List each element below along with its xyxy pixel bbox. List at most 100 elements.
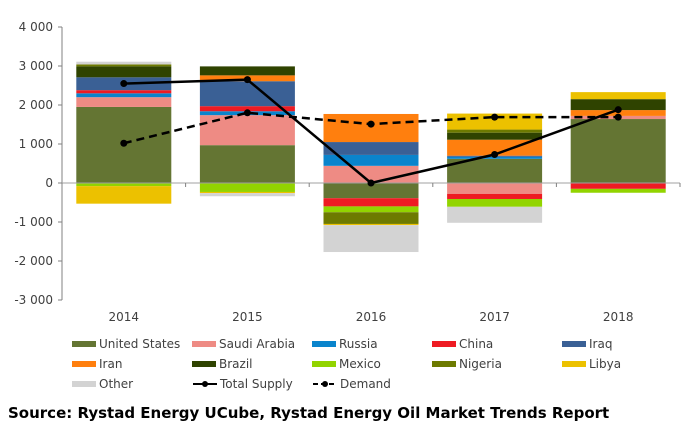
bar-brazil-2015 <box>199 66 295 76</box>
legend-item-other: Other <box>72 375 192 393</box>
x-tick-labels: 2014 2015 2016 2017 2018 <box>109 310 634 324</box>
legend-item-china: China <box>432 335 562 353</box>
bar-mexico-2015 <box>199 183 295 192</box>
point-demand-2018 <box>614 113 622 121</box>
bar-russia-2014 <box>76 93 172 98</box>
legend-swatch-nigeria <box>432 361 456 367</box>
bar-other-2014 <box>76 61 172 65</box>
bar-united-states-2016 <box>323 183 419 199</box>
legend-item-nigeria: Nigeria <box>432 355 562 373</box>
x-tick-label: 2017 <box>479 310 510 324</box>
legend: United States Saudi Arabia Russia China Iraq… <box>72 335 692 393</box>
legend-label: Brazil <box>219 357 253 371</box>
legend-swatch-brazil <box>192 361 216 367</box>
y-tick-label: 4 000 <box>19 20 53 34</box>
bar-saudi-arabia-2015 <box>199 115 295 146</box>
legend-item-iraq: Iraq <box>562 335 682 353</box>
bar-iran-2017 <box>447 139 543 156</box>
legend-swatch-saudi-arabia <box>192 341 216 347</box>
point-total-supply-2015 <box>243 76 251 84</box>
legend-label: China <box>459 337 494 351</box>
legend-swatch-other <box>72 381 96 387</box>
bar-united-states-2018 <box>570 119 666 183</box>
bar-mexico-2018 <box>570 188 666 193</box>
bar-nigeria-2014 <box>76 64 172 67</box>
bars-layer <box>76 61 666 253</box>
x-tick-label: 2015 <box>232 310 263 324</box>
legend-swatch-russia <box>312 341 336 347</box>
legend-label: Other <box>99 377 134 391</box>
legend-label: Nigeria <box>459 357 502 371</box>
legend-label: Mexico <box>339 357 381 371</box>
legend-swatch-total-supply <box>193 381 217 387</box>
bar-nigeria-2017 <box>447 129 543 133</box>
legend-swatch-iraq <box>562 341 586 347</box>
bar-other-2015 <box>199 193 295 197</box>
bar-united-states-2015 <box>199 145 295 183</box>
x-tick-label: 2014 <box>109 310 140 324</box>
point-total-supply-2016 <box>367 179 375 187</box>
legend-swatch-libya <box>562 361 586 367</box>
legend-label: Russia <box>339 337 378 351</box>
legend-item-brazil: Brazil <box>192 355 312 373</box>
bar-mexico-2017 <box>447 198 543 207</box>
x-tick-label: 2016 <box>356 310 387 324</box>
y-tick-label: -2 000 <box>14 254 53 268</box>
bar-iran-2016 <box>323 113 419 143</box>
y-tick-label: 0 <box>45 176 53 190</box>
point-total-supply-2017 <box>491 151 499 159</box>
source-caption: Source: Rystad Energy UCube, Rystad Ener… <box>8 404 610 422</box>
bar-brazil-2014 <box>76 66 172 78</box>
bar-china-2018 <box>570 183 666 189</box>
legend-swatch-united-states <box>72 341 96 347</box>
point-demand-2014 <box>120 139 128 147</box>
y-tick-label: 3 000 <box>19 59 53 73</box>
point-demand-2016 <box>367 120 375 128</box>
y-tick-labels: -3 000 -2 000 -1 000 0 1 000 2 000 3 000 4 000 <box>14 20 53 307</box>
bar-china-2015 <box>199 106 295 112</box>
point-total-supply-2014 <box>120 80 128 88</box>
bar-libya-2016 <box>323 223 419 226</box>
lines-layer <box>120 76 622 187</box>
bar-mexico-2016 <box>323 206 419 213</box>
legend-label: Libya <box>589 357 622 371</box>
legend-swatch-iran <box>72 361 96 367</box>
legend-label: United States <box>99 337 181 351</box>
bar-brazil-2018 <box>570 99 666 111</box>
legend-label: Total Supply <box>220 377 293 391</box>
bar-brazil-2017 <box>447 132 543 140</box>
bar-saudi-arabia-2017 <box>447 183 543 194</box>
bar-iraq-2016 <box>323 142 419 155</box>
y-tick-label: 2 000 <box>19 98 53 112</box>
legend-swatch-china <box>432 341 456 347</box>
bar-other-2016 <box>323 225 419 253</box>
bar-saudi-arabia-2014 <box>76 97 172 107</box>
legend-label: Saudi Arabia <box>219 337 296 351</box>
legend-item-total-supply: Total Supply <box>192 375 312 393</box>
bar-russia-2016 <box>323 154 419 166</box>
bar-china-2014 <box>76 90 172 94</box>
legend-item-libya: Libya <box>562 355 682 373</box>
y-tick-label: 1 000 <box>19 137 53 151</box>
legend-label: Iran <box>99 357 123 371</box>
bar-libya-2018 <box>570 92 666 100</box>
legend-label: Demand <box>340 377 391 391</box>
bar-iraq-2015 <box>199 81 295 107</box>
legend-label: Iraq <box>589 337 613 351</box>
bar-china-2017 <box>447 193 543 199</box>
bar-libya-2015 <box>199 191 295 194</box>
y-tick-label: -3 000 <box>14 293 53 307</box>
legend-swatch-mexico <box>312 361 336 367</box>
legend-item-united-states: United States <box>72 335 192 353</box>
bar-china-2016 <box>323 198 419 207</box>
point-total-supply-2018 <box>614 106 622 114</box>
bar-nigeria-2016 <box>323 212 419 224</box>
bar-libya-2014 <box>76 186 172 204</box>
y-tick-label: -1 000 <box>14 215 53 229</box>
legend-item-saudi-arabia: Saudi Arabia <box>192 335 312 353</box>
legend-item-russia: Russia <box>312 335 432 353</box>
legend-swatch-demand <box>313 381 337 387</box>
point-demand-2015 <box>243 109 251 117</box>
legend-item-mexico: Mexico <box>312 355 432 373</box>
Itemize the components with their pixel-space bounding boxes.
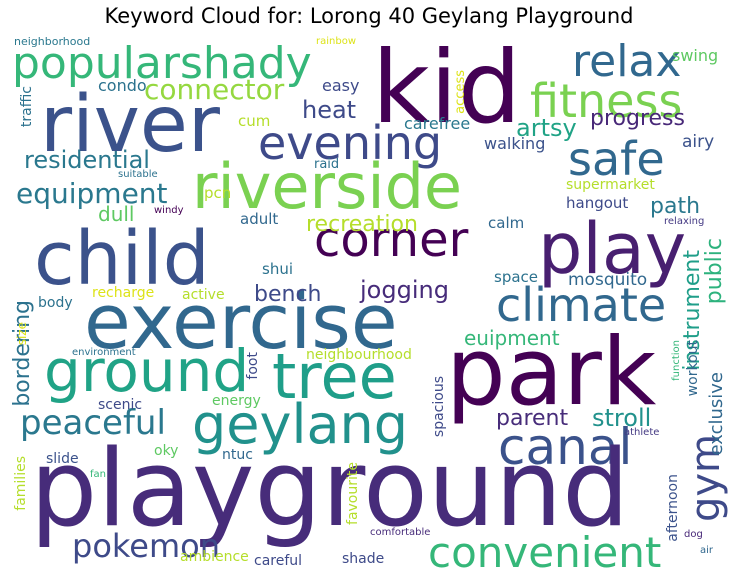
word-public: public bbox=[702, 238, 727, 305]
****************
Reproduce, unchanged, the lines in the entries above from the line with "bar-brazil-2015 <box>199 66 295 76</box>" to the line with "y-tick-label: -2 000 <box>14 254 53 268</box>", including both of those lines.

bar-brazil-2015 <box>199 66 295 76</box>
legend-item-other: Other <box>72 375 192 393</box>
x-tick-labels: 2014 2015 2016 2017 2018 <box>109 310 634 324</box>
legend-item-china: China <box>432 335 562 353</box>
bar-mexico-2015 <box>199 183 295 192</box>
point-demand-2018 <box>614 113 622 121</box>
bar-russia-2014 <box>76 93 172 98</box>
legend-swatch-nigeria <box>432 361 456 367</box>
bar-other-2014 <box>76 61 172 65</box>
bar-united-states-2016 <box>323 183 419 199</box>
legend-item-nigeria: Nigeria <box>432 355 562 373</box>
x-tick-label: 2017 <box>479 310 510 324</box>
legend: United States Saudi Arabia Russia China Iraq… <box>72 335 692 393</box>
legend-label: Brazil <box>219 357 253 371</box>
legend-swatch-brazil <box>192 361 216 367</box>
y-tick-label: 4 000 <box>19 20 53 34</box>
bar-saudi-arabia-2015 <box>199 115 295 146</box>
legend-item-iraq: Iraq <box>562 335 682 353</box>
bar-iran-2017 <box>447 139 543 156</box>
legend-swatch-saudi-arabia <box>192 341 216 347</box>
point-total-supply-2015 <box>243 76 251 84</box>
legend-label: China <box>459 337 494 351</box>
legend-swatch-other <box>72 381 96 387</box>
bar-united-states-2018 <box>570 119 666 183</box>
bar-mexico-2018 <box>570 188 666 193</box>
bar-nigeria-2014 <box>76 64 172 67</box>
bars-layer <box>76 61 666 253</box>
x-tick-label: 2015 <box>232 310 263 324</box>
legend-swatch-russia <box>312 341 336 347</box>
legend-label: Other <box>99 377 134 391</box>
legend-label: Nigeria <box>459 357 502 371</box>
legend-label: Mexico <box>339 357 381 371</box>
legend-swatch-total-supply <box>193 381 217 387</box>
bar-nigeria-2017 <box>447 129 543 133</box>
legend-swatch-iraq <box>562 341 586 347</box>
bar-other-2015 <box>199 193 295 197</box>
bar-united-states-2015 <box>199 145 295 183</box>
x-tick-label: 2014 <box>109 310 140 324</box>
point-total-supply-2016 <box>367 179 375 187</box>
legend-swatch-libya <box>562 361 586 367</box>
legend-label: Russia <box>339 337 378 351</box>
legend-item-brazil: Brazil <box>192 355 312 373</box>
bar-mexico-2017 <box>447 198 543 207</box>
x-tick-label: 2016 <box>356 310 387 324</box>
y-tick-label: -2 000 <box>14 254 53 268</box>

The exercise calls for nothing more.